- Data for this exercise

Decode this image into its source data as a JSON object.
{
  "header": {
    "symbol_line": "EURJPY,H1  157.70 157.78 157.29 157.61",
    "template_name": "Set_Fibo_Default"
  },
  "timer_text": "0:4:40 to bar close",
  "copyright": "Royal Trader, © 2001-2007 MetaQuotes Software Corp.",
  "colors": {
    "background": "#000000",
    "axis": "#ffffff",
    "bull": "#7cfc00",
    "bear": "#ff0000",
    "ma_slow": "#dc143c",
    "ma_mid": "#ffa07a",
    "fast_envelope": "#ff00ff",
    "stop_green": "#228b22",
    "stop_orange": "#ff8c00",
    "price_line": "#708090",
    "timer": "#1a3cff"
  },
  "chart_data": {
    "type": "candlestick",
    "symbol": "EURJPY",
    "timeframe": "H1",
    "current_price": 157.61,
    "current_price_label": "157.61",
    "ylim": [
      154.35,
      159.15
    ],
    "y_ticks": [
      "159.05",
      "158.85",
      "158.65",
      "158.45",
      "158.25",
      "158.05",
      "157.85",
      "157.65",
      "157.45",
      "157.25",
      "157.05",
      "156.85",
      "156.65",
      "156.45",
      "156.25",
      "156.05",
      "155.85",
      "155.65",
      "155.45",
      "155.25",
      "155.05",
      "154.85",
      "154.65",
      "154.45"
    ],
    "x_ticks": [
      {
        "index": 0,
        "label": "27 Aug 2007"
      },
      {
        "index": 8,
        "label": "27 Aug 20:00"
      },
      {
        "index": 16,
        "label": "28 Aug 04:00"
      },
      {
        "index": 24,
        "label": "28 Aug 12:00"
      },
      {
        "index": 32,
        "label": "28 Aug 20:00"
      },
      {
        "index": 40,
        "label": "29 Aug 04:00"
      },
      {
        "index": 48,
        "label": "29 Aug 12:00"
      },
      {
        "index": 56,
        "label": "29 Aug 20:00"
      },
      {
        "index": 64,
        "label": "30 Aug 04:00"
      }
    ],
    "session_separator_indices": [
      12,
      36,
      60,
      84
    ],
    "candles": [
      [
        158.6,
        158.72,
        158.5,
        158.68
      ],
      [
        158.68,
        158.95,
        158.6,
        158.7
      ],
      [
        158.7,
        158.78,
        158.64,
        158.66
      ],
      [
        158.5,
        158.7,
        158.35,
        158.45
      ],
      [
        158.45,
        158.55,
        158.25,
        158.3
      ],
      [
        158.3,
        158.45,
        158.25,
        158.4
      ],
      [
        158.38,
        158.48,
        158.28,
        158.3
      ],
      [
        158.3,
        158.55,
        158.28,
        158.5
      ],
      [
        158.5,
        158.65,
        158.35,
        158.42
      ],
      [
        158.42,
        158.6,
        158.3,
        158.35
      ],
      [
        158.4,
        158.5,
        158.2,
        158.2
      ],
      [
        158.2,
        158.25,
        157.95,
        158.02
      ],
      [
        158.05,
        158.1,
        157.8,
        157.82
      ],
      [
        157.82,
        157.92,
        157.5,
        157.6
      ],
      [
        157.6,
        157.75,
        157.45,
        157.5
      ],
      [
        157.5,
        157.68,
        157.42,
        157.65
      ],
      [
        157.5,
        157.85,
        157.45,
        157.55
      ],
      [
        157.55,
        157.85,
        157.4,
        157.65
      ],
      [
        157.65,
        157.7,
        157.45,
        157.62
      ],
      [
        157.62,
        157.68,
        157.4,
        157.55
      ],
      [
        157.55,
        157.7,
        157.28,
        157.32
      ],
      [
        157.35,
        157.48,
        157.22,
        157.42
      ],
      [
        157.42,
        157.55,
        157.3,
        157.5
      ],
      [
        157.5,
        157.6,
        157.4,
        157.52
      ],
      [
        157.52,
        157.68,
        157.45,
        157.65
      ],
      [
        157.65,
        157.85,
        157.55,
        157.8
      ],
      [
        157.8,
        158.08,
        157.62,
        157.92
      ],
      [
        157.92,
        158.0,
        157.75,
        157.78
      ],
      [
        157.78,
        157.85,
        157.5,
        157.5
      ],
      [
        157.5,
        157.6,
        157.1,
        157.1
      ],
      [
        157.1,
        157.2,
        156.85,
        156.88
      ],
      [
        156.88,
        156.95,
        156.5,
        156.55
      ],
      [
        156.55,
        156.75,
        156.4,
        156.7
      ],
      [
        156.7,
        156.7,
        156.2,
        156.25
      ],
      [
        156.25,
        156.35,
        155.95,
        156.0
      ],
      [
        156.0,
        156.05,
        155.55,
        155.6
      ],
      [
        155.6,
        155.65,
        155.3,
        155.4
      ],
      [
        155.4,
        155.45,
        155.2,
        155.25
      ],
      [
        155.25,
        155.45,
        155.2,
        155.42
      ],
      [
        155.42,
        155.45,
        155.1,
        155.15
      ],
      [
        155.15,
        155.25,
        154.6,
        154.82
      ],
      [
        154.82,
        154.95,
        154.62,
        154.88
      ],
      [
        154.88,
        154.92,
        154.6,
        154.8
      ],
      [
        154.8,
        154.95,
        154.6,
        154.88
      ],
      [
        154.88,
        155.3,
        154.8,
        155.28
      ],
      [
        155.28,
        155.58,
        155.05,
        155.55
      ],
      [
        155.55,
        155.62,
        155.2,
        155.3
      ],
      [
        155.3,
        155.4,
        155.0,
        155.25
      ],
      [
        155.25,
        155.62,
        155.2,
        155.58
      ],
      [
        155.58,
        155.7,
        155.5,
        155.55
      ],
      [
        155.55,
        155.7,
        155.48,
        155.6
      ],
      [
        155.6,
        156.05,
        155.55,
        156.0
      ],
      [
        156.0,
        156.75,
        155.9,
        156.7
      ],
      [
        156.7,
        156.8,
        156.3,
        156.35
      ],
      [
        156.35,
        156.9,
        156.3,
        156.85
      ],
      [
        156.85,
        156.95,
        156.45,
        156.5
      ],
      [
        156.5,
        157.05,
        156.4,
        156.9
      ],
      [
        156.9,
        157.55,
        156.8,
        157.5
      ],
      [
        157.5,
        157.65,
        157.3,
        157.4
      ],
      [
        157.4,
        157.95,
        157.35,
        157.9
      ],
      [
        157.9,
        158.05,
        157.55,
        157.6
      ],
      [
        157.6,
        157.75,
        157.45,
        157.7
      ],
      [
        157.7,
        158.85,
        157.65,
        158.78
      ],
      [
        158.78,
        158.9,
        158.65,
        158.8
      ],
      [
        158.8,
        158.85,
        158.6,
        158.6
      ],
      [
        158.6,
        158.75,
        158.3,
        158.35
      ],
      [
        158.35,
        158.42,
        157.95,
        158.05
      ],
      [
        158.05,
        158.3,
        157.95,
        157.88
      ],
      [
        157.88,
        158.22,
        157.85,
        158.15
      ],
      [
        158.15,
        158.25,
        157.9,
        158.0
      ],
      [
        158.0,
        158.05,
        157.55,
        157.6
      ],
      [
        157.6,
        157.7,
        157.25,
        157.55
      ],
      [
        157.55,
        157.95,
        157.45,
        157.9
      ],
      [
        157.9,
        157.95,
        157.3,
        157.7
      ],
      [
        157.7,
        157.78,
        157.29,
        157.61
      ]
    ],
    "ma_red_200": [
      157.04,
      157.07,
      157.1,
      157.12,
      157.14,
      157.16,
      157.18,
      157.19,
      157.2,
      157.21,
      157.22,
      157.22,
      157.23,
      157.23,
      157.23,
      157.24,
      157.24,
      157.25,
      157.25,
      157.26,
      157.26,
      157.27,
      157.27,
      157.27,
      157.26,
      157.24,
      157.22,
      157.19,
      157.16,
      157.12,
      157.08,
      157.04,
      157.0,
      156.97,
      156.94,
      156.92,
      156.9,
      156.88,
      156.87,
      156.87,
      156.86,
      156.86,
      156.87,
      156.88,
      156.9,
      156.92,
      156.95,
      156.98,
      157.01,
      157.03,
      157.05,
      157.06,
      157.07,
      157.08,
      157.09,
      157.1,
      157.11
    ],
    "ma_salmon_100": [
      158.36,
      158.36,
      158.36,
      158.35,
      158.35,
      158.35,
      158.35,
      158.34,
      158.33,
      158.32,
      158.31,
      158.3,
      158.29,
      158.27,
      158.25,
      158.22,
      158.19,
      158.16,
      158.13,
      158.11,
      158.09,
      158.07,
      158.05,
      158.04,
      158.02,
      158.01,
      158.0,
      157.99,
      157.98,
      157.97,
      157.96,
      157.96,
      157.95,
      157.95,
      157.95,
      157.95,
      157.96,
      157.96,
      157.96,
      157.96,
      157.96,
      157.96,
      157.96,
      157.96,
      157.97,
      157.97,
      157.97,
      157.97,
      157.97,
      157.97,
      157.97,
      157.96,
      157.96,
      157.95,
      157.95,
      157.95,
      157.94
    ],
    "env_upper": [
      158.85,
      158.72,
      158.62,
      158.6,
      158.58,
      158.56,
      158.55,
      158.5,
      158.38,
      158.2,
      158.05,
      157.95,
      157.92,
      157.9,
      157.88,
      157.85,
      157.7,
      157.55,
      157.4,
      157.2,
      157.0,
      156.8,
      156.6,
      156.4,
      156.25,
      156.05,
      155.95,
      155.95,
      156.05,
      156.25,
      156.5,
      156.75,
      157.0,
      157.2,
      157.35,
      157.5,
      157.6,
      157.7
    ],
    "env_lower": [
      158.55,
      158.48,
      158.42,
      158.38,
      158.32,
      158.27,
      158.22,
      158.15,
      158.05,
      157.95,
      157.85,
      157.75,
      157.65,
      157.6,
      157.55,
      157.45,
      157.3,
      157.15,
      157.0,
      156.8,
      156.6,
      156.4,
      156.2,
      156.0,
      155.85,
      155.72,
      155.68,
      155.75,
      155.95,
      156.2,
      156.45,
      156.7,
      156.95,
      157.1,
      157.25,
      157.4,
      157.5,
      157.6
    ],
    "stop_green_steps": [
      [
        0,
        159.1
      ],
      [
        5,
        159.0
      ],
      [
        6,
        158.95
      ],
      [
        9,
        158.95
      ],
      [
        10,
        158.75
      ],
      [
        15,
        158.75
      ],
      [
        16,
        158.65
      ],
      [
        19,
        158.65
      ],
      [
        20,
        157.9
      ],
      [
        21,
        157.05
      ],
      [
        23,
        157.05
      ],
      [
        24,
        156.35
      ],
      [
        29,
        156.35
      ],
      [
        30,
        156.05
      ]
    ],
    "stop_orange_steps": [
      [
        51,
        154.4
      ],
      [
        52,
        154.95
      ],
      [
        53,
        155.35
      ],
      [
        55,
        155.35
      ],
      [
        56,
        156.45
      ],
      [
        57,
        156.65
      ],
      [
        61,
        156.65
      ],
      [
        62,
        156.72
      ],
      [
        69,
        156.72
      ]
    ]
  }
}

- Requirement
Return all the lines that contain the string "EURJPY".

- Solution to this exercise
    "symbol_line": "EURJPY,H1  157.70 157.78 157.29 157.61",
    "symbol": "EURJPY",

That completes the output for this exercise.